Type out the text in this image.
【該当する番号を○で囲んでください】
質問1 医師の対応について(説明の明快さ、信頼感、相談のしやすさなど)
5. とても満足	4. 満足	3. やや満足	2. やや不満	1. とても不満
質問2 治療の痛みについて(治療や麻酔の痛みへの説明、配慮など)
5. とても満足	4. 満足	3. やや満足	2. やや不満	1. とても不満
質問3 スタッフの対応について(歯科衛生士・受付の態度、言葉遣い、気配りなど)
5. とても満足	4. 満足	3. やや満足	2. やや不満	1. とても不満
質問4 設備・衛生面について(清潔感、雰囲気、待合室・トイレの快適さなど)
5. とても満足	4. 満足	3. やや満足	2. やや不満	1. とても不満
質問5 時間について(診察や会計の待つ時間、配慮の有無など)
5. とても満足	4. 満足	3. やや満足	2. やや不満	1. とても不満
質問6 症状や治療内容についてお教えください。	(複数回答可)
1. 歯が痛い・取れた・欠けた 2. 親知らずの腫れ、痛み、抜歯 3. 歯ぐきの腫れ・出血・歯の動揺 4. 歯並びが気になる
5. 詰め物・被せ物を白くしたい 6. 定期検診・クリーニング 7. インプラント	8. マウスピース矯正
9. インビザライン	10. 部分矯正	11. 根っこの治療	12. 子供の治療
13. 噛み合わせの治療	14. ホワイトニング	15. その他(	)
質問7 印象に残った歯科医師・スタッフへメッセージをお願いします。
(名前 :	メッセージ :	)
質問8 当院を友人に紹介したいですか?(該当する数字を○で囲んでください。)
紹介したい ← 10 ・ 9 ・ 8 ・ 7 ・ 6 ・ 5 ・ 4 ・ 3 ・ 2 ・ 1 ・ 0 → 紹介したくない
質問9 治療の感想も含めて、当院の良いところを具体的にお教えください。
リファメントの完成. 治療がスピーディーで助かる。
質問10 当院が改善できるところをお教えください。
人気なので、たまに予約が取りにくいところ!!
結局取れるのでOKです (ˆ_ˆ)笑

•••••

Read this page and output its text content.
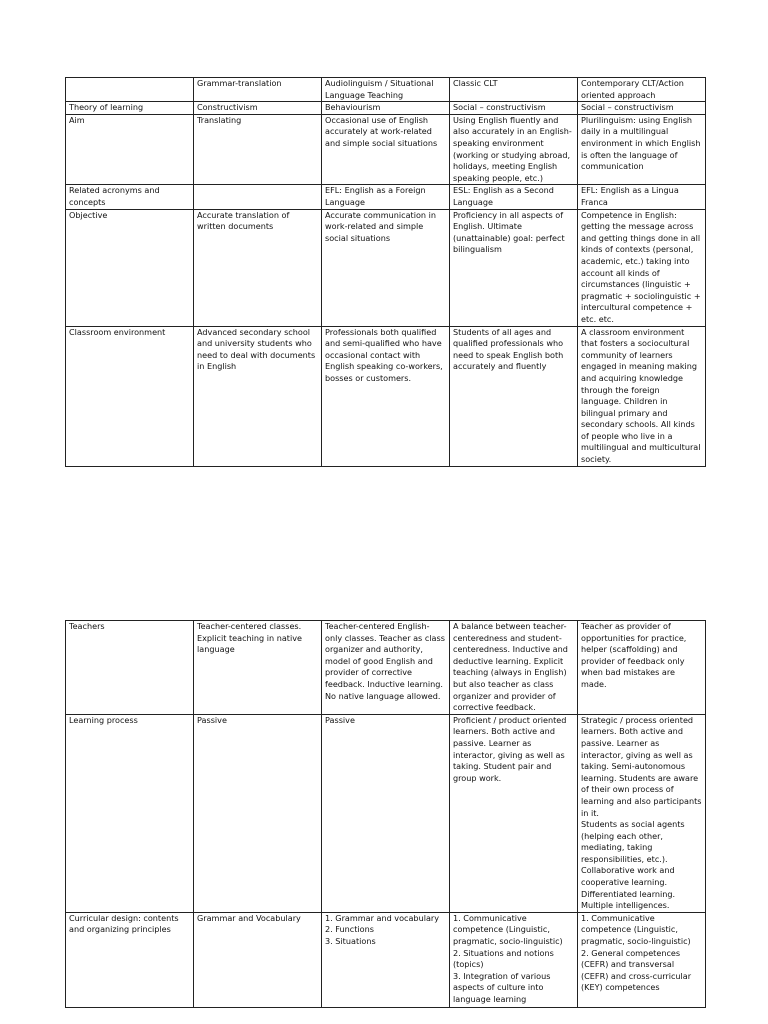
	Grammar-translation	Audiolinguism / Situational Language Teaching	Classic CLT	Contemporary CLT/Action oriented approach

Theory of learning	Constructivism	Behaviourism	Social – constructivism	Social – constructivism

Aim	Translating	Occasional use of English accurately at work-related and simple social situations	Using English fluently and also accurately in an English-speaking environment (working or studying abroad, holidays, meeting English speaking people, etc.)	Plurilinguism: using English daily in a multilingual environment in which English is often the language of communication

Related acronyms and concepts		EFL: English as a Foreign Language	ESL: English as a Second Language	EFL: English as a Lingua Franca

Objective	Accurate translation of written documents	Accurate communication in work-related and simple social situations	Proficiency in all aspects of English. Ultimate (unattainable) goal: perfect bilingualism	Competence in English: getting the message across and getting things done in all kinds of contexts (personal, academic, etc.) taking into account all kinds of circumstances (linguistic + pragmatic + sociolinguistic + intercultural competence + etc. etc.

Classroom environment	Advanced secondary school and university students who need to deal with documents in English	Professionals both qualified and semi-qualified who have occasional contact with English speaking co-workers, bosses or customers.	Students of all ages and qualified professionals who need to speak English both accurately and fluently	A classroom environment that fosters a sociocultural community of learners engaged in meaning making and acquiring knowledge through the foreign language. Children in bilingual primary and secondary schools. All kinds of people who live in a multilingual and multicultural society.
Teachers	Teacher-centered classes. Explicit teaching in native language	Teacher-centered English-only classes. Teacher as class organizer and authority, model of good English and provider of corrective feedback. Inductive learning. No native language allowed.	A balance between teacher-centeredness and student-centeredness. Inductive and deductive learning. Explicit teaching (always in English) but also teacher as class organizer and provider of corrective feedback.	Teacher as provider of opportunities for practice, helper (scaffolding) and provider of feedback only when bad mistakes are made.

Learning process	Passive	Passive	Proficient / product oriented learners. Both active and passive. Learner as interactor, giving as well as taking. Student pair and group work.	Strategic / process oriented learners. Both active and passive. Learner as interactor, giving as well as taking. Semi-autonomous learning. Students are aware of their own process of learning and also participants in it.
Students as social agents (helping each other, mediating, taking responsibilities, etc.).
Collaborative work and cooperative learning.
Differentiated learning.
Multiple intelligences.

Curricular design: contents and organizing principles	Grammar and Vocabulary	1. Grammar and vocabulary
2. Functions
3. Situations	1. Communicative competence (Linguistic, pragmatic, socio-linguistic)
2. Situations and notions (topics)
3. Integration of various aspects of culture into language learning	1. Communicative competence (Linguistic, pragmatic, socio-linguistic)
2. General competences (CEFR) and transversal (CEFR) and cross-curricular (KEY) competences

•••••

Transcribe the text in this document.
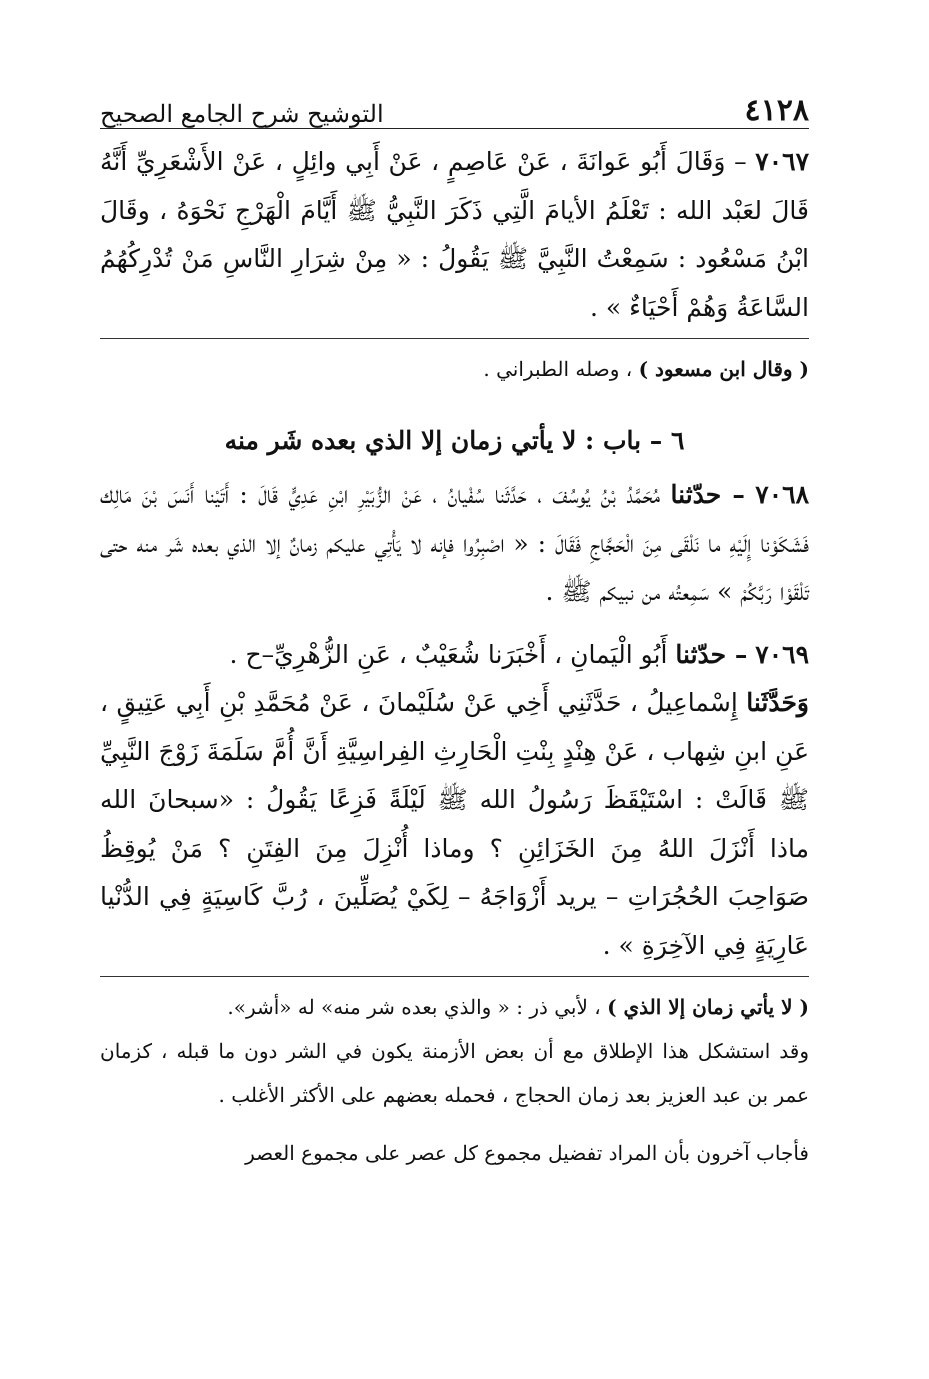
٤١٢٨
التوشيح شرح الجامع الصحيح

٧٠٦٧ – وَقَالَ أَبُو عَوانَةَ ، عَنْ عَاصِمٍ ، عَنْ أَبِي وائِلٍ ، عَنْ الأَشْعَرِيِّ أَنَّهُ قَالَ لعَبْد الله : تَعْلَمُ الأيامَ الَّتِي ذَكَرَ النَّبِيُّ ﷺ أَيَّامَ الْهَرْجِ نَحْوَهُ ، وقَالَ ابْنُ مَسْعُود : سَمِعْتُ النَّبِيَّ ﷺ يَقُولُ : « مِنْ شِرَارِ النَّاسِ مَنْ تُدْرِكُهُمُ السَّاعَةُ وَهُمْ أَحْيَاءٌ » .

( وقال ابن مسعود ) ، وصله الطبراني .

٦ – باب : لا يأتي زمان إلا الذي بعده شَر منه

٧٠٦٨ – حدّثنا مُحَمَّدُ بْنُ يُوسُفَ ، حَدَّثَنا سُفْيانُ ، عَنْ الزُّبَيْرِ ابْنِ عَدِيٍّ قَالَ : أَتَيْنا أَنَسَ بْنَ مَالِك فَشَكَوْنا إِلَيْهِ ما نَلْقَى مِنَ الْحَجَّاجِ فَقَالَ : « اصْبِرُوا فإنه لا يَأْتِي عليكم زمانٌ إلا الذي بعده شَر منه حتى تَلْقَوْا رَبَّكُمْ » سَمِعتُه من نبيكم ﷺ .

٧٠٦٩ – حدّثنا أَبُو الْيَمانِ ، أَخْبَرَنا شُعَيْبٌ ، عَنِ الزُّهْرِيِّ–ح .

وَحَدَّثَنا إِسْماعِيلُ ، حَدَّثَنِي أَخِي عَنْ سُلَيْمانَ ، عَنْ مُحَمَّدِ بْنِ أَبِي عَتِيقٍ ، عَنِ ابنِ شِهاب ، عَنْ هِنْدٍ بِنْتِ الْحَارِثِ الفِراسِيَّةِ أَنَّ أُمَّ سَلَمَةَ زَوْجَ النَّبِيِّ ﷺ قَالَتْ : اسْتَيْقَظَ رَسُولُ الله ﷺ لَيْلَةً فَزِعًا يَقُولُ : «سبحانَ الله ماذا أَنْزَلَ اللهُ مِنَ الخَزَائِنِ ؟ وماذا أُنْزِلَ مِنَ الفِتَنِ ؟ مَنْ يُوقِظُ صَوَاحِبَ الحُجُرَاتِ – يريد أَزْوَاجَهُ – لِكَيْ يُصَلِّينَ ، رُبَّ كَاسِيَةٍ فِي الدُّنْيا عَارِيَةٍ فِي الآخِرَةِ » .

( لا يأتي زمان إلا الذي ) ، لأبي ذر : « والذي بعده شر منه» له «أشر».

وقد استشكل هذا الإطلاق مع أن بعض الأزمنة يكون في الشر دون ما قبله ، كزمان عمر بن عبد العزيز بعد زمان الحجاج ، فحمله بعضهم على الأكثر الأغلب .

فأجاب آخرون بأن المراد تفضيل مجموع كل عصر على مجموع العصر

•••••

> [Your task] Pull out each line of the listing that holds the string "يأتي".

> [The completed task]
٦ – باب : لا يأتي زمان إلا الذي بعده شَر منه
( لا يأتي زمان إلا الذي ) ، لأبي ذر : « والذي بعده شر منه» له «أشر».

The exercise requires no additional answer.